■ TASK TO COMPLETE
Each line below is to be written out in full, exactly as shown.

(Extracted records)
________________________

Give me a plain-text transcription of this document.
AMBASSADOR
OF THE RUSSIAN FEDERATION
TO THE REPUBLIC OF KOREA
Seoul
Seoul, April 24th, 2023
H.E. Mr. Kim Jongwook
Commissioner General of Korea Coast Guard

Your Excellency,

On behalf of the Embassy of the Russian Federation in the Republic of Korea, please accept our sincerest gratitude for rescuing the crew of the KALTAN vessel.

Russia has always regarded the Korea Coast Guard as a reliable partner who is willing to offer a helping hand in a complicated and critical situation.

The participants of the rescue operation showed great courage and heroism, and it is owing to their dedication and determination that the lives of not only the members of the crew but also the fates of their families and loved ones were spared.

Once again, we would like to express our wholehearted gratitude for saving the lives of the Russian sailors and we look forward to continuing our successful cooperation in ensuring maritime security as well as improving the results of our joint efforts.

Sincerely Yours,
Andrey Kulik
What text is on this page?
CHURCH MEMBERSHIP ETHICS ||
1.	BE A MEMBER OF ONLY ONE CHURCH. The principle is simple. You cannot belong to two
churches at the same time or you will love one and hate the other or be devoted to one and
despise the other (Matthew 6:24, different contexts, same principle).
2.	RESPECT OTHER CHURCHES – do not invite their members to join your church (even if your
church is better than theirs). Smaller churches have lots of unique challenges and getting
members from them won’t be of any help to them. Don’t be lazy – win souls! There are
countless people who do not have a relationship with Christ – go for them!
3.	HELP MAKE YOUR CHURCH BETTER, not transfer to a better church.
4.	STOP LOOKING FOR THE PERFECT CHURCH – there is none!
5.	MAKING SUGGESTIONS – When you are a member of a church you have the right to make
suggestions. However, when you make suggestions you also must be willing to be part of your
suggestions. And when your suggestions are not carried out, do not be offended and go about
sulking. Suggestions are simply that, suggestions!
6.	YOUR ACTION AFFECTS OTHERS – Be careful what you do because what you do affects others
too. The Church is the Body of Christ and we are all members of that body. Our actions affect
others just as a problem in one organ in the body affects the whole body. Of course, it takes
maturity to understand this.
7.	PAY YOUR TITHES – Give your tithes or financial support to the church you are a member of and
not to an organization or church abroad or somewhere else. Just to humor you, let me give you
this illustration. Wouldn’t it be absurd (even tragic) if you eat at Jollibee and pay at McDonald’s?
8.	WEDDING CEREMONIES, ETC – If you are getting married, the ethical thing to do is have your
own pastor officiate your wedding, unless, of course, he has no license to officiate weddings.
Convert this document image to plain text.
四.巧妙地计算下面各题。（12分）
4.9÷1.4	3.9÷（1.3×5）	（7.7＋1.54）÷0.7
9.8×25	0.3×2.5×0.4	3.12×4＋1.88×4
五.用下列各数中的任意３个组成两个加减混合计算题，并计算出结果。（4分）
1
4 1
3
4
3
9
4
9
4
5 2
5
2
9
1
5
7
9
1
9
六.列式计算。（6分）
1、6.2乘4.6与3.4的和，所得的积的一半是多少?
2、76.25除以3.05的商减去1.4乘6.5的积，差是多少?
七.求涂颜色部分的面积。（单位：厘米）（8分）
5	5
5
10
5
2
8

________________________

■ EXERCISE SOLUTION
Give me a plain-text transcription of this document.
AMBASSADOR
OF THE RUSSIAN FEDERATION
TO THE REPUBLIC OF KOREA
Seoul
Seoul, April 24th, 2023
H.E. Mr. Kim Jongwook
Commissioner General of Korea Coast Guard

Your Excellency,

On behalf of the Embassy of the Russian Federation in the Republic of Korea, please accept our sincerest gratitude for rescuing the crew of the KALTAN vessel.

Russia has always regarded the Korea Coast Guard as a reliable partner who is willing to offer a helping hand in a complicated and critical situation.

The participants of the rescue operation showed great courage and heroism, and it is owing to their dedication and determination that the lives of not only the members of the crew but also the fates of their families and loved ones were spared.

Once again, we would like to express our wholehearted gratitude for saving the lives of the Russian sailors and we look forward to continuing our successful cooperation in ensuring maritime security as well as improving the results of our joint efforts.

Sincerely Yours,
Andrey Kulik
What text is on this page?
CHURCH MEMBERSHIP ETHICS ||
1.	BE A MEMBER OF ONLY ONE CHURCH. The principle is simple. You cannot belong to two
churches at the same time or you will love one and hate the other or be devoted to one and
despise the other (Matthew 6:24, different contexts, same principle).
2.	RESPECT OTHER CHURCHES – do not invite their members to join your church (even if your
church is better than theirs). Smaller churches have lots of unique challenges and getting
members from them won’t be of any help to them. Don’t be lazy – win souls! There are
countless people who do not have a relationship with Christ – go for them!
3.	HELP MAKE YOUR CHURCH BETTER, not transfer to a better church.
4.	STOP LOOKING FOR THE PERFECT CHURCH – there is none!
5.	MAKING SUGGESTIONS – When you are a member of a church you have the right to make
suggestions. However, when you make suggestions you also must be willing to be part of your
suggestions. And when your suggestions are not carried out, do not be offended and go about
sulking. Suggestions are simply that, suggestions!
6.	YOUR ACTION AFFECTS OTHERS – Be careful what you do because what you do affects others
too. The Church is the Body of Christ and we are all members of that body. Our actions affect
others just as a problem in one organ in the body affects the whole body. Of course, it takes
maturity to understand this.
7.	PAY YOUR TITHES – Give your tithes or financial support to the church you are a member of and
not to an organization or church abroad or somewhere else. Just to humor you, let me give you
this illustration. Wouldn’t it be absurd (even tragic) if you eat at Jollibee and pay at McDonald’s?
8.	WEDDING CEREMONIES, ETC – If you are getting married, the ethical thing to do is have your
own pastor officiate your wedding, unless, of course, he has no license to officiate weddings.
Convert this document image to plain text.
四.巧妙地计算下面各题。（12分）
4.9÷1.4	3.9÷（1.3×5）	（7.7＋1.54）÷0.7
9.8×25	0.3×2.5×0.4	3.12×4＋1.88×4
五.用下列各数中的任意３个组成两个加减混合计算题，并计算出结果。（4分）
1
4 1
3
4
3
9
4
9
4
5 2
5
2
9
1
5
7
9
1
9
六.列式计算。（6分）
1、6.2乘4.6与3.4的和，所得的积的一半是多少?
2、76.25除以3.05的商减去1.4乘6.5的积，差是多少?
七.求涂颜色部分的面积。（单位：厘米）（8分）
5	5
5
10
5
2
8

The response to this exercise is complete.